__Do this__: Transcribe all of the records word for word, but omit the pictures.

>> Start Data provided

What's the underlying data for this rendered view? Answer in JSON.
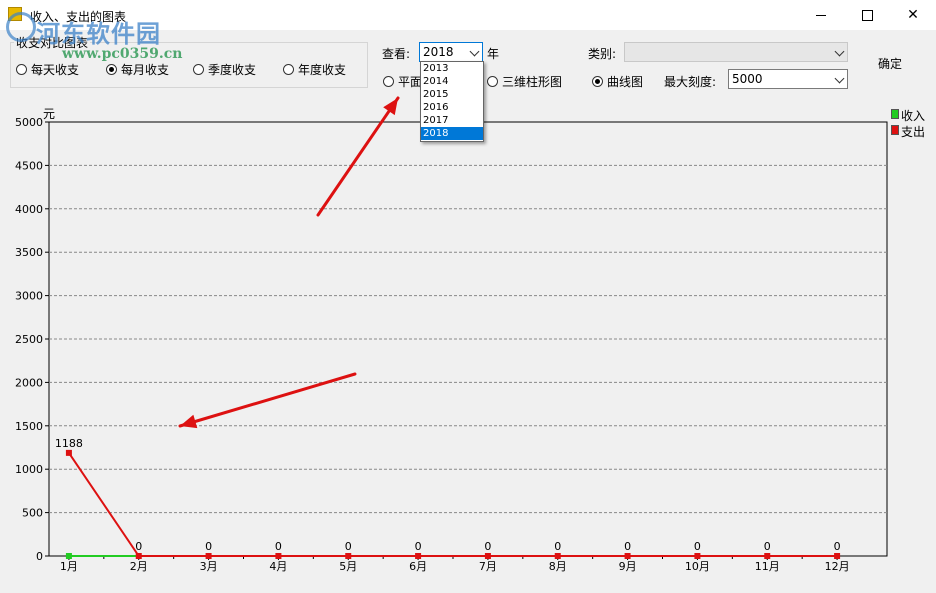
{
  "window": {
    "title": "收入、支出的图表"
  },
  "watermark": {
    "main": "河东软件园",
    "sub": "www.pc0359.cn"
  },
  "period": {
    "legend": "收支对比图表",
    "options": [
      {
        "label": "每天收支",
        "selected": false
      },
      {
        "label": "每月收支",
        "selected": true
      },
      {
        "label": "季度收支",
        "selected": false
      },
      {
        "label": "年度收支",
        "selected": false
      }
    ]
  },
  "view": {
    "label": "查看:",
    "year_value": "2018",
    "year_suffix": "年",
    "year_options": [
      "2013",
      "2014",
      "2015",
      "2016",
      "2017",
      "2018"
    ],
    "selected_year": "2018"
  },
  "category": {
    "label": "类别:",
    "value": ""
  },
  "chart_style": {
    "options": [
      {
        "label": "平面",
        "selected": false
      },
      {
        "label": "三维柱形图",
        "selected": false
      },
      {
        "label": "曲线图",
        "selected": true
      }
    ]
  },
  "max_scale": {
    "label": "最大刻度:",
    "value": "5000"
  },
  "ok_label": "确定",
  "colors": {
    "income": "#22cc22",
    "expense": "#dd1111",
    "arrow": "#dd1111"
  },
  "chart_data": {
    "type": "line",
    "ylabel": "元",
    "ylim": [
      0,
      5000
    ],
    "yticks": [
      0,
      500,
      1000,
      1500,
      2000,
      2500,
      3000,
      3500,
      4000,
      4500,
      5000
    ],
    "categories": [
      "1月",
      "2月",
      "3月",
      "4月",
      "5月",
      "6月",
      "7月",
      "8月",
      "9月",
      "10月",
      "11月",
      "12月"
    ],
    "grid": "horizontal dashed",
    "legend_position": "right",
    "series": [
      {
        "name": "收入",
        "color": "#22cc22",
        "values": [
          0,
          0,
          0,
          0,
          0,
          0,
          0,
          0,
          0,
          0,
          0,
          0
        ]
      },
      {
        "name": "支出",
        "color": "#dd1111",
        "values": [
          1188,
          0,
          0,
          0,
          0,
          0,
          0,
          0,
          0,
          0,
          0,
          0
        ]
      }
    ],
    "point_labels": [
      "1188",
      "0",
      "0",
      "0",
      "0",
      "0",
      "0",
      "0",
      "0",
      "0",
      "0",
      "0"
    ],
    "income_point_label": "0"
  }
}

>> End Data provided

__Response below__:
What's the underlying data for this rendered view? Answer in JSON.
{
  "window": {
    "title": "收入、支出的图表"
  },
  "watermark": {
    "main": "河东软件园",
    "sub": "www.pc0359.cn"
  },
  "period": {
    "legend": "收支对比图表",
    "options": [
      {
        "label": "每天收支",
        "selected": false
      },
      {
        "label": "每月收支",
        "selected": true
      },
      {
        "label": "季度收支",
        "selected": false
      },
      {
        "label": "年度收支",
        "selected": false
      }
    ]
  },
  "view": {
    "label": "查看:",
    "year_value": "2018",
    "year_suffix": "年",
    "year_options": [
      "2013",
      "2014",
      "2015",
      "2016",
      "2017",
      "2018"
    ],
    "selected_year": "2018"
  },
  "category": {
    "label": "类别:",
    "value": ""
  },
  "chart_style": {
    "options": [
      {
        "label": "平面",
        "selected": false
      },
      {
        "label": "三维柱形图",
        "selected": false
      },
      {
        "label": "曲线图",
        "selected": true
      }
    ]
  },
  "max_scale": {
    "label": "最大刻度:",
    "value": "5000"
  },
  "ok_label": "确定",
  "colors": {
    "income": "#22cc22",
    "expense": "#dd1111",
    "arrow": "#dd1111"
  },
  "chart_data": {
    "type": "line",
    "ylabel": "元",
    "ylim": [
      0,
      5000
    ],
    "yticks": [
      0,
      500,
      1000,
      1500,
      2000,
      2500,
      3000,
      3500,
      4000,
      4500,
      5000
    ],
    "categories": [
      "1月",
      "2月",
      "3月",
      "4月",
      "5月",
      "6月",
      "7月",
      "8月",
      "9月",
      "10月",
      "11月",
      "12月"
    ],
    "grid": "horizontal dashed",
    "legend_position": "right",
    "series": [
      {
        "name": "收入",
        "color": "#22cc22",
        "values": [
          0,
          0,
          0,
          0,
          0,
          0,
          0,
          0,
          0,
          0,
          0,
          0
        ]
      },
      {
        "name": "支出",
        "color": "#dd1111",
        "values": [
          1188,
          0,
          0,
          0,
          0,
          0,
          0,
          0,
          0,
          0,
          0,
          0
        ]
      }
    ],
    "point_labels": [
      "1188",
      "0",
      "0",
      "0",
      "0",
      "0",
      "0",
      "0",
      "0",
      "0",
      "0",
      "0"
    ],
    "income_point_label": "0"
  }
}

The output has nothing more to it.